Tuesday, October 11, 2011

The thoughts of a 28 Week Mommy

So I have had a lot of thoughts lately. Ones that I wouldn't normally share for fear that people would think that I was ungrateful or a big wimp. But you know what if thats the case then so be it I feel like I need to remember these times to cherish the especially good times. So here goes nothing. I hate being pregnant, pretty much everything about it. Its all selfish of coarse I don't like feeling crappy, being limited on what I can do and of coarse the gaining weight part. So yesterday we went to the dr to check on our little one. They took us back to the room did weight and blood pressure you know all that fun stuff. I got on the scale to find that I had gained 7 lbs in the last month. Now I can say that most days I can fill my insecurities with thoughts of this precious bundle that will soon be joining us but sometimes it doesn't work so well(yesterday was one of those days). So now my total count is 22lbs(can't believe I am sharing that with the world but I can't even remember how much I gained with Hallie and now I'm curious). After 2 long reassuring visits one with my dr and the other with Matt I am back trying to think happy thoughts of where all this weight is going. Second, I think being a stay at home mom is in fact at times harder than working ever was. I remember when I was pregant with Hallie my lunch breaks were spent napping or something of that nature now I feel that somedays I am lucky to get lunch! But to be honest I wouldn't change a thing. I love the way that life has worked its self out to this point. This is where I have to state what I think is one of God's greatest tender mercies. Everyones have a different name...mine just happens to be Matt. I will be honest I have been very blessed with a helpful and capable husband all of the time. But I truely can say that throughout this pregancy I have fallen in love with him all over again. He is getting very good at reading my mind. He does things before I even have time to ask. He never makes me feel like a burden, although thats exactly how I feel. He never expects anything in return and continues to give 110%. I really don't know how I got so lucky and blessed. So just a few minutes taken to remember the true and important parts of life.

3 comments:

Becca Lund said...

Being pregnant sucks, I agree! Which is why I never will do it again.... Well, maybe some day.

Matt is just as lucky to have you, as you are to have him. You guys are great together, great people, great parents!

ereksonprincesses said...

I love when people are real!! I feel like a complete crazy woman when I am pregnant! (maybe it's my true self!) But you are so blessed to have someone that adores you and loves you so much! Hang in there it will all be worth it soon!

Lindsay said...

I love your honesty Nat! Being pregnant is hard. I was actually opposite with pregnancy. I really enjoyed being pregnant. I felt better about my body then- just because I felt like I was carrying something so special. Then, I felt super fat and depressed after having Drake. Everyone has different feelings and different insecurities. I'm glad I'm not the only one. I look at you and think, Oh, you are so blessed! I would do anything to quit my job and have another kid right now! haha. Just goes to show, we all want what others have huh! I'm sorry you are feeling so sick! I'm so scared to be pregnant someday and have a toddler running around- it's got to be so exhausting!!!

**Required tasks**
1 - In the blog post, how much weight had the writer gained in the last month?
2 - Write down the part of the blog post from "Becca Lund said..." up to and including "people, great parents!".
3 - According to the blog post, why would the writer normally keep these thoughts to herself, and why does she share them anyway?
These lines have nothing to do with the blog post.

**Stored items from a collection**
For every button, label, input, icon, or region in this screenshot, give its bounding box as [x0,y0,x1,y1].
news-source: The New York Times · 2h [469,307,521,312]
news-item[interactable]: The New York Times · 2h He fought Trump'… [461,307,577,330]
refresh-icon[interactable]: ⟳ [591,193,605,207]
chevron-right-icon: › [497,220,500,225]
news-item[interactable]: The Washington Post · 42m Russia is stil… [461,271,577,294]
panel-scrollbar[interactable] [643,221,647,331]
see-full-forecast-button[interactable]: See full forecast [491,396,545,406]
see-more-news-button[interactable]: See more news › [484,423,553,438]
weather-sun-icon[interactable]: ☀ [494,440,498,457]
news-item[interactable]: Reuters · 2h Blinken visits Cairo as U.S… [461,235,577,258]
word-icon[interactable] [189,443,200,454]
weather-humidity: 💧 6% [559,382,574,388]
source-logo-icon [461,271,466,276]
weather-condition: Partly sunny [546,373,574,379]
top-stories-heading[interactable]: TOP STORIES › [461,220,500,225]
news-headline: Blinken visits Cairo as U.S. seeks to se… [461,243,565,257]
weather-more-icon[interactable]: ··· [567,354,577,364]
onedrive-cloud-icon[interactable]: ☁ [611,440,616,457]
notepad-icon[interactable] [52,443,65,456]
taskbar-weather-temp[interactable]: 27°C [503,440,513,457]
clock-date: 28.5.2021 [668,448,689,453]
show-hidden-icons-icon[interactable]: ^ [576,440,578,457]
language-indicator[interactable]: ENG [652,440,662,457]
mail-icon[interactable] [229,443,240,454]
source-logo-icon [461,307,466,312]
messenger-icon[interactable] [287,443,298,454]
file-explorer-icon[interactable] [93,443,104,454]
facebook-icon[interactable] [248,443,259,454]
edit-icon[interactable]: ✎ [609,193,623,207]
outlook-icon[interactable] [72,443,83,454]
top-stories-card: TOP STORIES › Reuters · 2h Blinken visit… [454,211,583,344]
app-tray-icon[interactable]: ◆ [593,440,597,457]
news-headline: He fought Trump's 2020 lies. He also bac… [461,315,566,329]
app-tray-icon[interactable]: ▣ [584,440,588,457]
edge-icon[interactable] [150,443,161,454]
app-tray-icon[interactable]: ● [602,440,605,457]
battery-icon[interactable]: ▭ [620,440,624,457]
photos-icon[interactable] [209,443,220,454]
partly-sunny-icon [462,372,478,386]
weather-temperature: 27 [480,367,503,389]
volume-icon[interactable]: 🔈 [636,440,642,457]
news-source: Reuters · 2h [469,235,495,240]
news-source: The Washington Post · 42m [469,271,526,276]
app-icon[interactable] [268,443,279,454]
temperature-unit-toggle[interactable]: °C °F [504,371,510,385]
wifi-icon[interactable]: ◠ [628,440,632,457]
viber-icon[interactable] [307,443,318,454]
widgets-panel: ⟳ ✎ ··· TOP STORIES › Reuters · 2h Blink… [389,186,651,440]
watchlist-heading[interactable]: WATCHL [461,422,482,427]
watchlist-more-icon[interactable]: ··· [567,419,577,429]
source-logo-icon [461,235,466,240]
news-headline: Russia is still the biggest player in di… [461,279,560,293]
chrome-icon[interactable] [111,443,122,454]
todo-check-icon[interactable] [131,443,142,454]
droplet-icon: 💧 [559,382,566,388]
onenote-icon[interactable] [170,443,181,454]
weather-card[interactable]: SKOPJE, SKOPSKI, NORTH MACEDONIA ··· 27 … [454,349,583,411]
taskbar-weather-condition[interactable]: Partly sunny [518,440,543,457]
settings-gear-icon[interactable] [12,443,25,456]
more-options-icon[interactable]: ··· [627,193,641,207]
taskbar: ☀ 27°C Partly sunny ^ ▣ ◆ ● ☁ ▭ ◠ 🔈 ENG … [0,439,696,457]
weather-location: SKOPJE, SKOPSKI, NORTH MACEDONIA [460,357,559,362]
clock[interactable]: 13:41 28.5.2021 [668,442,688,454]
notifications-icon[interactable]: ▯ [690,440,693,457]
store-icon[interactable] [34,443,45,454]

**Responses per task**
1 - 7 lbs.

2 -
Becca Lund said...

Being pregnant sucks, I agree! Which is why I never will do it again.... Well, maybe some day.

Matt is just as lucky to have you, as you are to have him. You guys are great together, great people, great parents!

3 - She normally wouldn't share them for fear that people would think she was ungrateful or a big wimp. She shares them anyway because she feels she needs to remember these times in order to cherish the especially good times.